:: Task requirements ::
Word for word, transcribe the lines below and drop the pictures.
BEGIN
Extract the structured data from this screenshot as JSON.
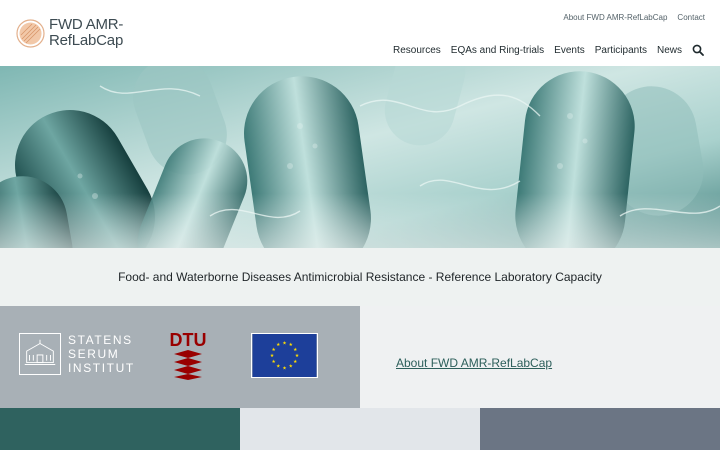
{
  "brand": {
    "line1": "FWD AMR-",
    "line2": "RefLabCap"
  },
  "top_links": [
    "About FWD AMR-RefLabCap",
    "Contact"
  ],
  "nav": {
    "items": [
      "Resources",
      "EQAs and Ring-trials",
      "Events",
      "Participants",
      "News"
    ],
    "search_icon": "search-icon"
  },
  "tagline": "Food- and Waterborne Diseases Antimicrobial Resistance - Reference Laboratory Capacity",
  "partners": {
    "ssi": [
      "STATENS",
      "SERUM",
      "INSTITUT"
    ],
    "dtu": "DTU",
    "eu_icon": "eu-flag-icon"
  },
  "about_link": "About FWD AMR-RefLabCap",
  "colors": {
    "accent": "#2f625f",
    "partner_band": "#a8b0b6",
    "dtu_red": "#990000",
    "eu_blue": "#1d3f9a"
  }
}
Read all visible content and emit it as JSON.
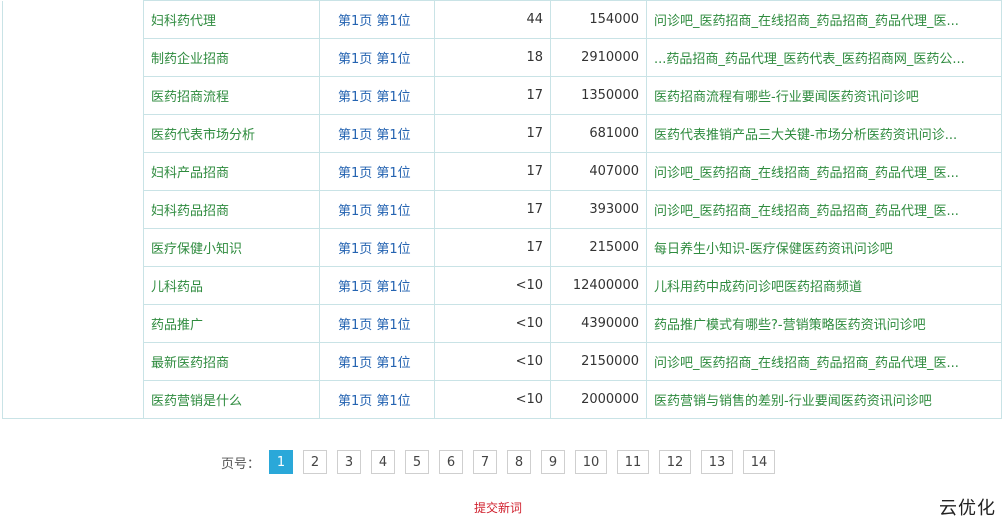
{
  "table": {
    "rows": [
      {
        "keyword": "妇科药代理",
        "rank": "第1页 第1位",
        "index": "44",
        "volume": "154000",
        "title": "问诊吧_医药招商_在线招商_药品招商_药品代理_医..."
      },
      {
        "keyword": "制药企业招商",
        "rank": "第1页 第1位",
        "index": "18",
        "volume": "2910000",
        "title": "...药品招商_药品代理_医药代表_医药招商网_医药公..."
      },
      {
        "keyword": "医药招商流程",
        "rank": "第1页 第1位",
        "index": "17",
        "volume": "1350000",
        "title": "医药招商流程有哪些-行业要闻医药资讯问诊吧"
      },
      {
        "keyword": "医药代表市场分析",
        "rank": "第1页 第1位",
        "index": "17",
        "volume": "681000",
        "title": "医药代表推销产品三大关键-市场分析医药资讯问诊..."
      },
      {
        "keyword": "妇科产品招商",
        "rank": "第1页 第1位",
        "index": "17",
        "volume": "407000",
        "title": "问诊吧_医药招商_在线招商_药品招商_药品代理_医..."
      },
      {
        "keyword": "妇科药品招商",
        "rank": "第1页 第1位",
        "index": "17",
        "volume": "393000",
        "title": "问诊吧_医药招商_在线招商_药品招商_药品代理_医..."
      },
      {
        "keyword": "医疗保健小知识",
        "rank": "第1页 第1位",
        "index": "17",
        "volume": "215000",
        "title": "每日养生小知识-医疗保健医药资讯问诊吧"
      },
      {
        "keyword": "儿科药品",
        "rank": "第1页 第1位",
        "index": "<10",
        "volume": "12400000",
        "title": "儿科用药中成药问诊吧医药招商频道"
      },
      {
        "keyword": "药品推广",
        "rank": "第1页 第1位",
        "index": "<10",
        "volume": "4390000",
        "title": "药品推广模式有哪些?-营销策略医药资讯问诊吧"
      },
      {
        "keyword": "最新医药招商",
        "rank": "第1页 第1位",
        "index": "<10",
        "volume": "2150000",
        "title": "问诊吧_医药招商_在线招商_药品招商_药品代理_医..."
      },
      {
        "keyword": "医药营销是什么",
        "rank": "第1页 第1位",
        "index": "<10",
        "volume": "2000000",
        "title": "医药营销与销售的差别-行业要闻医药资讯问诊吧"
      }
    ]
  },
  "pagination": {
    "label": "页号：",
    "pages": [
      "1",
      "2",
      "3",
      "4",
      "5",
      "6",
      "7",
      "8",
      "9",
      "10",
      "11",
      "12",
      "13",
      "14"
    ],
    "current": "1"
  },
  "footer": {
    "submit_label": "提交新词",
    "logo_text": "云优化"
  },
  "colors": {
    "accent": "#2aa8d9",
    "keyword": "#2e8b3e",
    "rank": "#2463b1",
    "submit": "#d0202d",
    "border": "#c9e3e6"
  }
}
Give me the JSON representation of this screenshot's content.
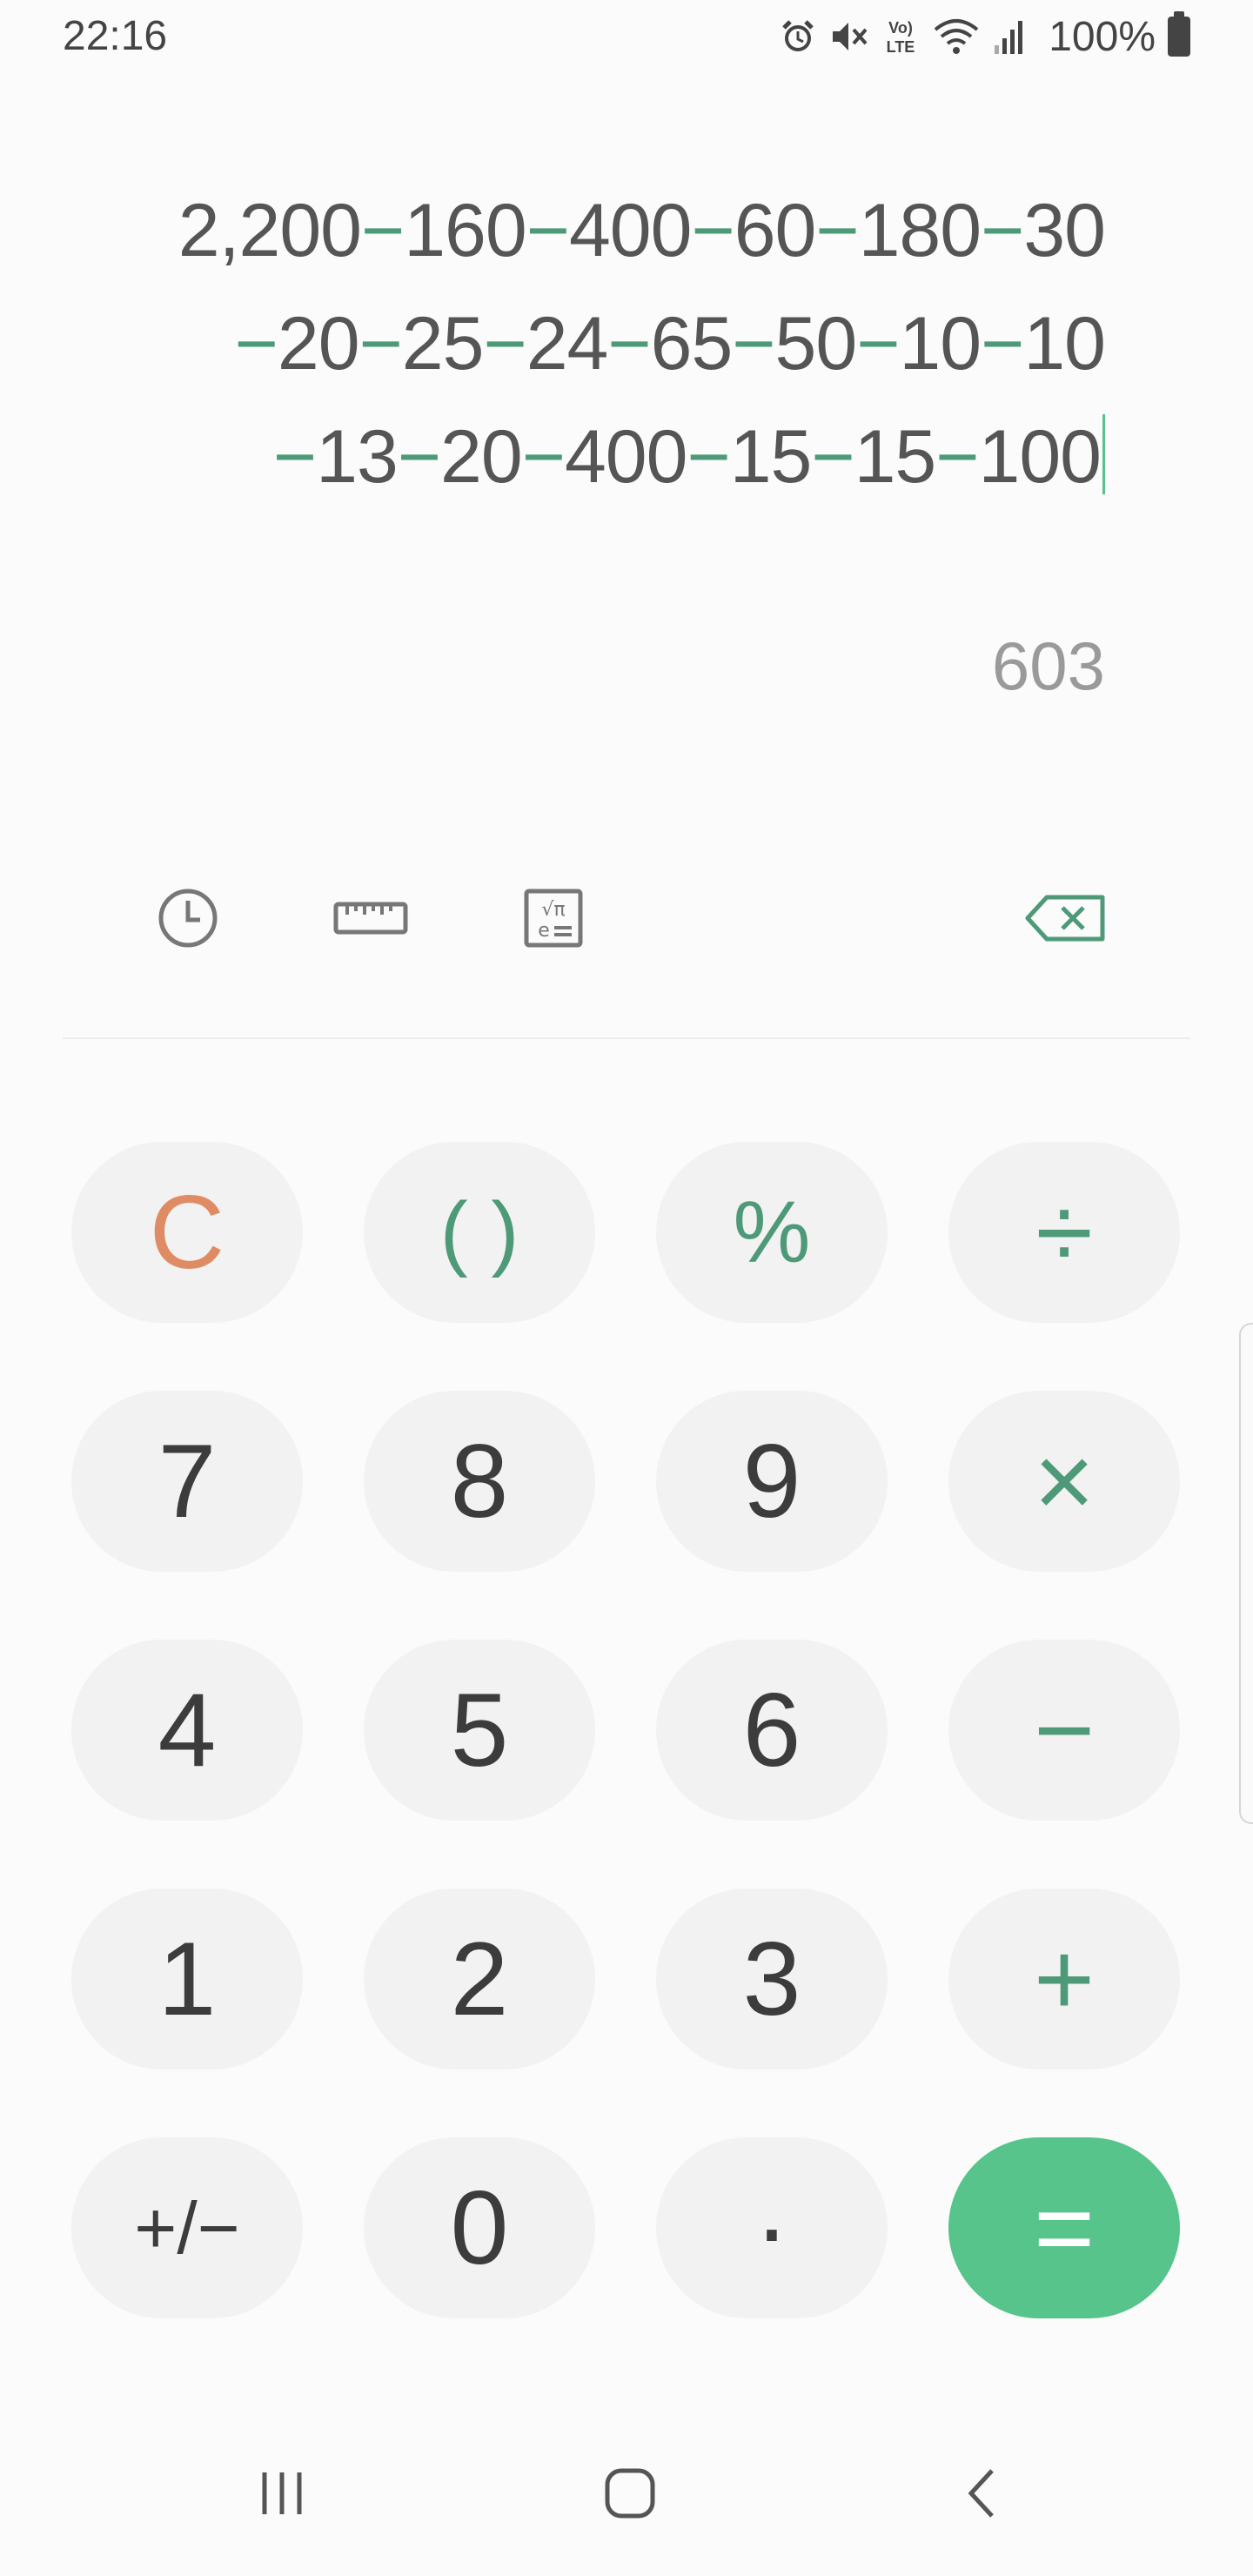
{
  "status": {
    "time": "22:16",
    "battery": "100%",
    "icons": [
      "alarm-icon",
      "mute-icon",
      "volte-icon",
      "wifi-icon",
      "signal-icon",
      "battery-icon"
    ]
  },
  "display": {
    "expression": [
      [
        "2,200",
        "−",
        "160",
        "−",
        "400",
        "−",
        "60",
        "−",
        "180",
        "−",
        "30"
      ],
      [
        "−",
        "20",
        "−",
        "25",
        "−",
        "24",
        "−",
        "65",
        "−",
        "50",
        "−",
        "10",
        "−",
        "10"
      ],
      [
        "−",
        "13",
        "−",
        "20",
        "−",
        "400",
        "−",
        "15",
        "−",
        "15",
        "−",
        "100"
      ]
    ],
    "result": "603"
  },
  "toolbar": {
    "icons": [
      "history-icon",
      "unit-converter-icon",
      "scientific-icon",
      "backspace-icon"
    ]
  },
  "keys": {
    "clear": "C",
    "parens": "( )",
    "percent": "%",
    "divide": "÷",
    "seven": "7",
    "eight": "8",
    "nine": "9",
    "multiply": "×",
    "four": "4",
    "five": "5",
    "six": "6",
    "minus": "−",
    "one": "1",
    "two": "2",
    "three": "3",
    "plus": "+",
    "sign": "+/−",
    "zero": "0",
    "dot": "·",
    "equals": "="
  },
  "colors": {
    "accent": "#56c48b",
    "operator": "#4e9a78",
    "clear": "#df8c65",
    "key_bg": "#f2f2f2"
  },
  "nav": {
    "icons": [
      "recents-icon",
      "home-icon",
      "back-icon"
    ]
  }
}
END
:: Result for this task ::
Extract the structured data from this screenshot as JSON.
{
  "brand": {
    "line1": "FWD AMR-",
    "line2": "RefLabCap"
  },
  "top_links": [
    "About FWD AMR-RefLabCap",
    "Contact"
  ],
  "nav": {
    "items": [
      "Resources",
      "EQAs and Ring-trials",
      "Events",
      "Participants",
      "News"
    ],
    "search_icon": "search-icon"
  },
  "tagline": "Food- and Waterborne Diseases Antimicrobial Resistance - Reference Laboratory Capacity",
  "partners": {
    "ssi": [
      "STATENS",
      "SERUM",
      "INSTITUT"
    ],
    "dtu": "DTU",
    "eu_icon": "eu-flag-icon"
  },
  "about_link": "About FWD AMR-RefLabCap",
  "colors": {
    "accent": "#2f625f",
    "partner_band": "#a8b0b6",
    "dtu_red": "#990000",
    "eu_blue": "#1d3f9a"
  }
}
Read all visible content and emit it as JSON.
{
  "table": {
    "rows": [
      {
        "keyword": "妇科药代理",
        "rank": "第1页 第1位",
        "index": "44",
        "volume": "154000",
        "title": "问诊吧_医药招商_在线招商_药品招商_药品代理_医..."
      },
      {
        "keyword": "制药企业招商",
        "rank": "第1页 第1位",
        "index": "18",
        "volume": "2910000",
        "title": "...药品招商_药品代理_医药代表_医药招商网_医药公..."
      },
      {
        "keyword": "医药招商流程",
        "rank": "第1页 第1位",
        "index": "17",
        "volume": "1350000",
        "title": "医药招商流程有哪些-行业要闻医药资讯问诊吧"
      },
      {
        "keyword": "医药代表市场分析",
        "rank": "第1页 第1位",
        "index": "17",
        "volume": "681000",
        "title": "医药代表推销产品三大关键-市场分析医药资讯问诊..."
      },
      {
        "keyword": "妇科产品招商",
        "rank": "第1页 第1位",
        "index": "17",
        "volume": "407000",
        "title": "问诊吧_医药招商_在线招商_药品招商_药品代理_医..."
      },
      {
        "keyword": "妇科药品招商",
        "rank": "第1页 第1位",
        "index": "17",
        "volume": "393000",
        "title": "问诊吧_医药招商_在线招商_药品招商_药品代理_医..."
      },
      {
        "keyword": "医疗保健小知识",
        "rank": "第1页 第1位",
        "index": "17",
        "volume": "215000",
        "title": "每日养生小知识-医疗保健医药资讯问诊吧"
      },
      {
        "keyword": "儿科药品",
        "rank": "第1页 第1位",
        "index": "<10",
        "volume": "12400000",
        "title": "儿科用药中成药问诊吧医药招商频道"
      },
      {
        "keyword": "药品推广",
        "rank": "第1页 第1位",
        "index": "<10",
        "volume": "4390000",
        "title": "药品推广模式有哪些?-营销策略医药资讯问诊吧"
      },
      {
        "keyword": "最新医药招商",
        "rank": "第1页 第1位",
        "index": "<10",
        "volume": "2150000",
        "title": "问诊吧_医药招商_在线招商_药品招商_药品代理_医..."
      },
      {
        "keyword": "医药营销是什么",
        "rank": "第1页 第1位",
        "index": "<10",
        "volume": "2000000",
        "title": "医药营销与销售的差别-行业要闻医药资讯问诊吧"
      }
    ]
  },
  "pagination": {
    "label": "页号：",
    "pages": [
      "1",
      "2",
      "3",
      "4",
      "5",
      "6",
      "7",
      "8",
      "9",
      "10",
      "11",
      "12",
      "13",
      "14"
    ],
    "current": "1"
  },
  "footer": {
    "submit_label": "提交新词",
    "logo_text": "云优化"
  },
  "colors": {
    "accent": "#2aa8d9",
    "keyword": "#2e8b3e",
    "rank": "#2463b1",
    "submit": "#d0202d",
    "border": "#c9e3e6"
  }
}
Give me the JSON representation of this screenshot's content.
{
  "status": {
    "time": "22:16",
    "battery": "100%",
    "icons": [
      "alarm-icon",
      "mute-icon",
      "volte-icon",
      "wifi-icon",
      "signal-icon",
      "battery-icon"
    ]
  },
  "display": {
    "expression": [
      [
        "2,200",
        "−",
        "160",
        "−",
        "400",
        "−",
        "60",
        "−",
        "180",
        "−",
        "30"
      ],
      [
        "−",
        "20",
        "−",
        "25",
        "−",
        "24",
        "−",
        "65",
        "−",
        "50",
        "−",
        "10",
        "−",
        "10"
      ],
      [
        "−",
        "13",
        "−",
        "20",
        "−",
        "400",
        "−",
        "15",
        "−",
        "15",
        "−",
        "100"
      ]
    ],
    "result": "603"
  },
  "toolbar": {
    "icons": [
      "history-icon",
      "unit-converter-icon",
      "scientific-icon",
      "backspace-icon"
    ]
  },
  "keys": {
    "clear": "C",
    "parens": "( )",
    "percent": "%",
    "divide": "÷",
    "seven": "7",
    "eight": "8",
    "nine": "9",
    "multiply": "×",
    "four": "4",
    "five": "5",
    "six": "6",
    "minus": "−",
    "one": "1",
    "two": "2",
    "three": "3",
    "plus": "+",
    "sign": "+/−",
    "zero": "0",
    "dot": "·",
    "equals": "="
  },
  "colors": {
    "accent": "#56c48b",
    "operator": "#4e9a78",
    "clear": "#df8c65",
    "key_bg": "#f2f2f2"
  },
  "nav": {
    "icons": [
      "recents-icon",
      "home-icon",
      "back-icon"
    ]
  }
}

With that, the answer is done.